* [PROBLEM STATEMENT]: Find every line of the records that has "kinase" and return it.

• • • •

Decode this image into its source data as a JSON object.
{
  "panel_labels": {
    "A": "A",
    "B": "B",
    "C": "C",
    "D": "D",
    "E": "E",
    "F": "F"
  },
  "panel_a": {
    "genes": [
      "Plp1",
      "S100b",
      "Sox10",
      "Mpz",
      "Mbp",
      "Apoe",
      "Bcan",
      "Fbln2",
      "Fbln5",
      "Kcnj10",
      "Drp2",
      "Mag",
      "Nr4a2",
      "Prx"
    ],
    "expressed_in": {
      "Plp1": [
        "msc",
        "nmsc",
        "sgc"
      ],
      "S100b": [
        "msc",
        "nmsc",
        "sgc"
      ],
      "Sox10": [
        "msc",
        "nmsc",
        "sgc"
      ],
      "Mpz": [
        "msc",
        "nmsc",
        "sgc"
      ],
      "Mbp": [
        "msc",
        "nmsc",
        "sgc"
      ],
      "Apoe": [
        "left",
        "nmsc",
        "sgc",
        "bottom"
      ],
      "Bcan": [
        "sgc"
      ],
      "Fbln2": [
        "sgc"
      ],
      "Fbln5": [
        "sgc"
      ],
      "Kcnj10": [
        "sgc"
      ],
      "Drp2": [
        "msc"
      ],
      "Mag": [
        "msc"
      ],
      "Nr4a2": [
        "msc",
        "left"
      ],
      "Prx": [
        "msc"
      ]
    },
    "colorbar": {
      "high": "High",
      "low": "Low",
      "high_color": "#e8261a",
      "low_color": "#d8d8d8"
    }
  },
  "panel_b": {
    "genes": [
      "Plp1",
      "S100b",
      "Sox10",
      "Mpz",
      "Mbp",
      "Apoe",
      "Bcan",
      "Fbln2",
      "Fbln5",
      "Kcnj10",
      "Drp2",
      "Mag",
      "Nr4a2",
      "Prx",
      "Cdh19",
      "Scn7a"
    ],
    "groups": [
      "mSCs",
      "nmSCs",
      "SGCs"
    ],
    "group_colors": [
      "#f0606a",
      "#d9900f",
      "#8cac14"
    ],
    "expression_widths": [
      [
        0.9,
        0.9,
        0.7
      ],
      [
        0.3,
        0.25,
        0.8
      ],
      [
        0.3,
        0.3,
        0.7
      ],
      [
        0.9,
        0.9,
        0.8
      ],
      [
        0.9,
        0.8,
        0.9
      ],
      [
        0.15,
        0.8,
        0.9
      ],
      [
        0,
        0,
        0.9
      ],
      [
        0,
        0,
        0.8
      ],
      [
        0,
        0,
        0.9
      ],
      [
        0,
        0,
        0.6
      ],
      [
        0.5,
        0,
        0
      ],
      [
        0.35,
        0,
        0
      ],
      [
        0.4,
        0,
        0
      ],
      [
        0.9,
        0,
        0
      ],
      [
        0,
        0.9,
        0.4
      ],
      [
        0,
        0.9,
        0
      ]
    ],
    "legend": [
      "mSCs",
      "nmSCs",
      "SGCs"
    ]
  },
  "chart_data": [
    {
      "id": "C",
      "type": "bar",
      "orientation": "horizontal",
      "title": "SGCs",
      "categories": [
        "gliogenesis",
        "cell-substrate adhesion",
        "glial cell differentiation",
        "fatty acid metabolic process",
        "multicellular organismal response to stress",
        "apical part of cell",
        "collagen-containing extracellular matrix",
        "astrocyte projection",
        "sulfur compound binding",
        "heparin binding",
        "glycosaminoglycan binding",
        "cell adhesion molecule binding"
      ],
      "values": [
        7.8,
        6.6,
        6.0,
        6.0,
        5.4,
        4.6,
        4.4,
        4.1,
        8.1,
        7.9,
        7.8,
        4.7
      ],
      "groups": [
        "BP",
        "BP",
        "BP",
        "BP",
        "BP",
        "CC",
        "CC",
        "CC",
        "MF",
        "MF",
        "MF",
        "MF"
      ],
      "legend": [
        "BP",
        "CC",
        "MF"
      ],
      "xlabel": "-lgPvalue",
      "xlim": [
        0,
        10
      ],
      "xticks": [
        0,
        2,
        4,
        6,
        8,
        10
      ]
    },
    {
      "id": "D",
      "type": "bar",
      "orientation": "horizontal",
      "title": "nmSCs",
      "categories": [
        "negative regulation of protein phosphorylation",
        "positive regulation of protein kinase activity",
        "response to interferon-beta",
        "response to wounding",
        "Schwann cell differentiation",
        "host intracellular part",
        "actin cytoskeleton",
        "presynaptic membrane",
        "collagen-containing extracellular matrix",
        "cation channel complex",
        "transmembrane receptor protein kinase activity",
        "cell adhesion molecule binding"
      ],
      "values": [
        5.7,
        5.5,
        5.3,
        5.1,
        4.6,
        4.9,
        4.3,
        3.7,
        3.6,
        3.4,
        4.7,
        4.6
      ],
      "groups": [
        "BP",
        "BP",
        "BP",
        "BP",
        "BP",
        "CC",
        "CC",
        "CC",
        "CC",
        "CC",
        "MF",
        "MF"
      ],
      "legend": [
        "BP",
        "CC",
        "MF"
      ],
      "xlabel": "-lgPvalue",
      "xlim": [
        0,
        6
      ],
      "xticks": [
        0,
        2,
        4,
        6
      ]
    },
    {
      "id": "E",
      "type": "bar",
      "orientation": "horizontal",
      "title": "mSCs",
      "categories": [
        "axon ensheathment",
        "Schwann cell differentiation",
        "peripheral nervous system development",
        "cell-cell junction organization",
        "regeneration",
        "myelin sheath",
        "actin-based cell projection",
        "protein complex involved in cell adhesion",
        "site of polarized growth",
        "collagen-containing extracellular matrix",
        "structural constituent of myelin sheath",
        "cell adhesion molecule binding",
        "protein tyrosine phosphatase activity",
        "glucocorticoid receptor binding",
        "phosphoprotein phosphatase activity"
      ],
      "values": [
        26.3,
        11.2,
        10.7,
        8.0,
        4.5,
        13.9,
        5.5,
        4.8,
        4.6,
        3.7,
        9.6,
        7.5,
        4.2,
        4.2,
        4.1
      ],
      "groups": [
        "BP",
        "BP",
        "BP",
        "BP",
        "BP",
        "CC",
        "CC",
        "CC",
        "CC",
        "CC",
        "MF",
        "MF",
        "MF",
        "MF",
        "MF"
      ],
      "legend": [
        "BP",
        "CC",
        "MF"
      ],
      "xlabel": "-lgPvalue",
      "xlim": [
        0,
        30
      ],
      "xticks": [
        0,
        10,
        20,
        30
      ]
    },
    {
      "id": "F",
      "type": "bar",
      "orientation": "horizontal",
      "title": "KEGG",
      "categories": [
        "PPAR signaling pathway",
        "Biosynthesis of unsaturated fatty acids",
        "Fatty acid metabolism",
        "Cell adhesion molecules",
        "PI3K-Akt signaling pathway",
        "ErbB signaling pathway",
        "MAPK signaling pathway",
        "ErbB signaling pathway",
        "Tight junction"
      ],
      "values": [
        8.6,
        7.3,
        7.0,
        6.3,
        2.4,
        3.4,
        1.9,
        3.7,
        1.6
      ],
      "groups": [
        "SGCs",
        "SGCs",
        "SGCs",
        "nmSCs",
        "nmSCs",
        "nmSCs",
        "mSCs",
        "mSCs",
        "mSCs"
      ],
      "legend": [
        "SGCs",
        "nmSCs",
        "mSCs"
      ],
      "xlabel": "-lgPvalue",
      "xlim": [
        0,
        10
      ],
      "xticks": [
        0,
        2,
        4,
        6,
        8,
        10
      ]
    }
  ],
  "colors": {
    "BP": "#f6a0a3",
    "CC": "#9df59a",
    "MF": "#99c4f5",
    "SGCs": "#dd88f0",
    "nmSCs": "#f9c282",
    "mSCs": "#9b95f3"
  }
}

• • • •

* [SOLUTION TO THE EXERCISE]:
        "positive regulation of protein kinase activity",
        "transmembrane receptor protein kinase activity",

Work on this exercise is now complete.